(Records from a collection)

•••

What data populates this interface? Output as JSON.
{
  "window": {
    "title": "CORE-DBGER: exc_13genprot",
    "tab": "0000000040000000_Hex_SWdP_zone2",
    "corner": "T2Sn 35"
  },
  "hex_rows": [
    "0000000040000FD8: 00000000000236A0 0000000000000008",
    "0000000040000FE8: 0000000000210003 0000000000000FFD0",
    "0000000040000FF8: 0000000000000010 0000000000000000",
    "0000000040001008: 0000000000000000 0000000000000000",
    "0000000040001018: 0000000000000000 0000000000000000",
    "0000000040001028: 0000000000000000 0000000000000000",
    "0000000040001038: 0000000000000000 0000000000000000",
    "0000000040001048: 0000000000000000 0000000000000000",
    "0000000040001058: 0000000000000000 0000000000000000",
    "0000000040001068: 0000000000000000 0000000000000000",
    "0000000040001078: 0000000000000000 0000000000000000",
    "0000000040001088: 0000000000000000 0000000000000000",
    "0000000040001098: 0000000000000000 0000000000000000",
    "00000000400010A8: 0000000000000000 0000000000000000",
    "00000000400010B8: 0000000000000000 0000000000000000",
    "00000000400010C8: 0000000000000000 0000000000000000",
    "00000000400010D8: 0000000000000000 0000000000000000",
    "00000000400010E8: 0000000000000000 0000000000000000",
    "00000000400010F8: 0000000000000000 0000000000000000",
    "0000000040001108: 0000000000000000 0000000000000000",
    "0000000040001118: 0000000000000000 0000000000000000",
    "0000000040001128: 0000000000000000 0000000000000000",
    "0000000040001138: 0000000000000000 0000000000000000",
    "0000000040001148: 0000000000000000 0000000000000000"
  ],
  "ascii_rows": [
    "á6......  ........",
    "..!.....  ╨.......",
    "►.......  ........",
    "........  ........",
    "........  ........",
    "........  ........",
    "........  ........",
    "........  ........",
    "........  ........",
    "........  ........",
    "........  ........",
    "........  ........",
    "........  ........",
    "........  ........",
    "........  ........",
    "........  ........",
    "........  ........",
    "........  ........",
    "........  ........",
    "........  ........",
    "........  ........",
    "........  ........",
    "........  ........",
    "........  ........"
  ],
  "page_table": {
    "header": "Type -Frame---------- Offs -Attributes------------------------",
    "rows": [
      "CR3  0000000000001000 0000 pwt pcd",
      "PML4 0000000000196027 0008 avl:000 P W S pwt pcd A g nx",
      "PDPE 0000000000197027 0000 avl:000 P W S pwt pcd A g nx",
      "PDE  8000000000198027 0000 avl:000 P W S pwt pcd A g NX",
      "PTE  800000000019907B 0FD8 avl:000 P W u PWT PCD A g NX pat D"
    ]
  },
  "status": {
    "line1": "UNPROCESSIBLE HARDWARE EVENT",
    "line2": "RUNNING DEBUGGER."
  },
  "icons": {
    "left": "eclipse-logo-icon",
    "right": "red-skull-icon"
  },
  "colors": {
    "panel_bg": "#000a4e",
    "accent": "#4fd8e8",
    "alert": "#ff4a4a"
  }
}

•••

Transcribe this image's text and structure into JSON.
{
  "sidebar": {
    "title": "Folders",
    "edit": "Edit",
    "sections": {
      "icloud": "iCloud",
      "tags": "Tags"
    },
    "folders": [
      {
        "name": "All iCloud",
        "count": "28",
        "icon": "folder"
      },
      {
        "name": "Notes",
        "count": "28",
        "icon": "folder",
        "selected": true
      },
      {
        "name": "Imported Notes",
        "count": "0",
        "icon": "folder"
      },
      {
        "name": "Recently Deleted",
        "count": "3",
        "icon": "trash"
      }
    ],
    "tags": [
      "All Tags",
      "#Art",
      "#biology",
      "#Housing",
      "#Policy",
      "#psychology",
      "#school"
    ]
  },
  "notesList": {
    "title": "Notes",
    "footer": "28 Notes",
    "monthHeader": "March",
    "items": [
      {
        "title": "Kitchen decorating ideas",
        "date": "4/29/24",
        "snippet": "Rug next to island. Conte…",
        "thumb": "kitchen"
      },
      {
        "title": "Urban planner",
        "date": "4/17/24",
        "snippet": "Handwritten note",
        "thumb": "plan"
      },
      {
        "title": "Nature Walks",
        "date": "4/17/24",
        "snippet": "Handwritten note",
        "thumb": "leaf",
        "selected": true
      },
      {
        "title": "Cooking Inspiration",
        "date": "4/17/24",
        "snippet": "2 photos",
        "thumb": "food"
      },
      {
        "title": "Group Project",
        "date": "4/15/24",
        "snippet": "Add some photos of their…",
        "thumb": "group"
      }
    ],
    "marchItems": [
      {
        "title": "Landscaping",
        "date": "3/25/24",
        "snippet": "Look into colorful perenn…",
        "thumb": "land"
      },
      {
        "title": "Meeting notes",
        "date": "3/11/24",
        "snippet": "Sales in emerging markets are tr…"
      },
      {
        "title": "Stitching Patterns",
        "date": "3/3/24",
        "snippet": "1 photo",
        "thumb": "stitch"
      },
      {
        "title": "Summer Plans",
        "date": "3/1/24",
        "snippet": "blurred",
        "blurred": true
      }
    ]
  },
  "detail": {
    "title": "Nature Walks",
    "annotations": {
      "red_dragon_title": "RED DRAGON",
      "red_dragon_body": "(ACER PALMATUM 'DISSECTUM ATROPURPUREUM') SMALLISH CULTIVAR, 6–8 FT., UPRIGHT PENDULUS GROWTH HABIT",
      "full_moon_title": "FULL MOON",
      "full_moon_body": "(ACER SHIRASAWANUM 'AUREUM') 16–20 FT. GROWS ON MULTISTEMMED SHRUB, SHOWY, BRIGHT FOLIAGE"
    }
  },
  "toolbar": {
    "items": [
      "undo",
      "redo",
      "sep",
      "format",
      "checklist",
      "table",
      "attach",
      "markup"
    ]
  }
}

•••

▸ Short task
What is the number of lines in the listing that include the word "into"? Give that number and nothing else.

▸ Result
2